> [Aim]:
List every line in this data where the string "PRZEKAZANIA" occurs.

> [Collection entries]:
——————

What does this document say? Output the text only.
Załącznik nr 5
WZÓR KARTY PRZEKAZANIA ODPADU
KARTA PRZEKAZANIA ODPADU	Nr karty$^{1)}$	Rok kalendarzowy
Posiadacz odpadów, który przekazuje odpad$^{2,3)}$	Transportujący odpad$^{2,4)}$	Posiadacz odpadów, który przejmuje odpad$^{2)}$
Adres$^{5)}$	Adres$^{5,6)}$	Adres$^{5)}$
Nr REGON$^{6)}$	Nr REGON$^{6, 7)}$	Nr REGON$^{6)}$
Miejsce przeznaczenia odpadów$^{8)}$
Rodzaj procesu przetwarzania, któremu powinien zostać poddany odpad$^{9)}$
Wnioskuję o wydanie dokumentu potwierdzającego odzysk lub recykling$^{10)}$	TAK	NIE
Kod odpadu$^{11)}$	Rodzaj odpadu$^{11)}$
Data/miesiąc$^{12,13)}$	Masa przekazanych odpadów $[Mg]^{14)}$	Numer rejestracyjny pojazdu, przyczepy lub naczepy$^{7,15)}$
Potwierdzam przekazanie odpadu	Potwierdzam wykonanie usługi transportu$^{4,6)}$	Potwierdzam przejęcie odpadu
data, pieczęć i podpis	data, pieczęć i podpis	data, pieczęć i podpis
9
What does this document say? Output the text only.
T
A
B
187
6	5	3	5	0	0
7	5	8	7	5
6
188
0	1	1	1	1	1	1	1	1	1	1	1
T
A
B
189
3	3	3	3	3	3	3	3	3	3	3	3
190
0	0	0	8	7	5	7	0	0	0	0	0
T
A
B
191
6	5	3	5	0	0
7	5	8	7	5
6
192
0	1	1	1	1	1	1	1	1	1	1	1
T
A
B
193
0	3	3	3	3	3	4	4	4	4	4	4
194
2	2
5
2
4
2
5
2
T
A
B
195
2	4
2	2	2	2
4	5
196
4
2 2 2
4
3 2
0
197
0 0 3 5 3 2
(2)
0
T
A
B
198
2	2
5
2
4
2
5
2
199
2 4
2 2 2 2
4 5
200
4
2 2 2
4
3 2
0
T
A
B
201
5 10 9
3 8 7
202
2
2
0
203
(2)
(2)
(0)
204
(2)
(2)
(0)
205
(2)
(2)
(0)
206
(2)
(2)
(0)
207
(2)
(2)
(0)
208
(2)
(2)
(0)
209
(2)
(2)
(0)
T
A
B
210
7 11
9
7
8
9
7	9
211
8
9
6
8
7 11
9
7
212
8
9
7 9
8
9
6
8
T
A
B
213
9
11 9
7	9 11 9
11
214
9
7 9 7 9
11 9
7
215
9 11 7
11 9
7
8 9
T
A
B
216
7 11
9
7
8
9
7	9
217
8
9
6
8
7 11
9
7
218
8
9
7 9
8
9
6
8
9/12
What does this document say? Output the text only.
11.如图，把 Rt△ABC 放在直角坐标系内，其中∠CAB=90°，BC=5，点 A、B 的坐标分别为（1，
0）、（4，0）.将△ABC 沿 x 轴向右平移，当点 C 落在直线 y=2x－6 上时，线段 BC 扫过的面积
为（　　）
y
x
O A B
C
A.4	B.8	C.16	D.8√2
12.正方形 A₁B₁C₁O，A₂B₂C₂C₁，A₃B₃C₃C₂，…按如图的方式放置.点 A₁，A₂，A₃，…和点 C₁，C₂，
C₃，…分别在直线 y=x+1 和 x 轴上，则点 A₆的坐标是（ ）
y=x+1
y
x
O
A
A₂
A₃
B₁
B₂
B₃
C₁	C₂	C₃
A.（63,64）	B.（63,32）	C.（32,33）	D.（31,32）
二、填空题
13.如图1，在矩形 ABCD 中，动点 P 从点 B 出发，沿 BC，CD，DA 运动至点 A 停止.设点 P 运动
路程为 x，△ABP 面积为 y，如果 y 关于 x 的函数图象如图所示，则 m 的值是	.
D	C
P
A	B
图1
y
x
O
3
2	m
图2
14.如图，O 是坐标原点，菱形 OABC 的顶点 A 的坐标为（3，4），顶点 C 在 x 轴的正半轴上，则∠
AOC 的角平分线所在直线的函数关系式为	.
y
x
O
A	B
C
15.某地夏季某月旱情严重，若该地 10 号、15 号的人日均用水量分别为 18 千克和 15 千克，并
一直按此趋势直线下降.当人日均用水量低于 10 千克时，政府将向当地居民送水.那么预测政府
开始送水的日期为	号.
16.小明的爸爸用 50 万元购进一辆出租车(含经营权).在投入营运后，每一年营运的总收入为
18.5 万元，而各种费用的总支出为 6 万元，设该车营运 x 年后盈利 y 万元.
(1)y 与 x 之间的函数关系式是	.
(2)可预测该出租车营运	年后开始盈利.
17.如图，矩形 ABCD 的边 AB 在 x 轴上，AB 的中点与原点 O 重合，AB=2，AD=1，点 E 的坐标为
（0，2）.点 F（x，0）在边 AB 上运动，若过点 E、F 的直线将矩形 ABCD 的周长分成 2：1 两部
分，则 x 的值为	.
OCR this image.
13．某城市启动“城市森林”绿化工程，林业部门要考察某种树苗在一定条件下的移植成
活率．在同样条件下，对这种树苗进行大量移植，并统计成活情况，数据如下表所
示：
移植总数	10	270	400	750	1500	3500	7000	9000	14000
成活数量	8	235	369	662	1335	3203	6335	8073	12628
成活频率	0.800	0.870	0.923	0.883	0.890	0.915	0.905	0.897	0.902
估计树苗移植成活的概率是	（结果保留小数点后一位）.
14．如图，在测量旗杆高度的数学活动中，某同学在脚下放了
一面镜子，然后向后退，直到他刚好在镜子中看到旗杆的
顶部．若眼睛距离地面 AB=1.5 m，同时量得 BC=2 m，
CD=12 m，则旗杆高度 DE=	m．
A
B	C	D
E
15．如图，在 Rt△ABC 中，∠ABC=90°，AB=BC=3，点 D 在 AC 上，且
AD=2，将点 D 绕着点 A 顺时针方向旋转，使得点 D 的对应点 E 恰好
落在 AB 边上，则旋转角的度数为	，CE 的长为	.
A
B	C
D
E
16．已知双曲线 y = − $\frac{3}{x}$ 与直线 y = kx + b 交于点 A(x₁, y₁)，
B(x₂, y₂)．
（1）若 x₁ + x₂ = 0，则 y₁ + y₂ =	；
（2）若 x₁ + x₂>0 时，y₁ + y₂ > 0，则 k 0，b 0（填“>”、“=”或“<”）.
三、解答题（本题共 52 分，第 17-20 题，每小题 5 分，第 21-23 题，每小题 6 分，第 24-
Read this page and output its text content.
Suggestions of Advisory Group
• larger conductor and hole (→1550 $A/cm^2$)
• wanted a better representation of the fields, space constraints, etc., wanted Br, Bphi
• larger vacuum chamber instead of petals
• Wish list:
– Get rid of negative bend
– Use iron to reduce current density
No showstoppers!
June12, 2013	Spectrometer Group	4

——————

> [Reply]:
WZÓR KARTY PRZEKAZANIA ODPADU
KARTA PRZEKAZANIA ODPADU	Nr karty$^{1)}$	Rok kalendarzowy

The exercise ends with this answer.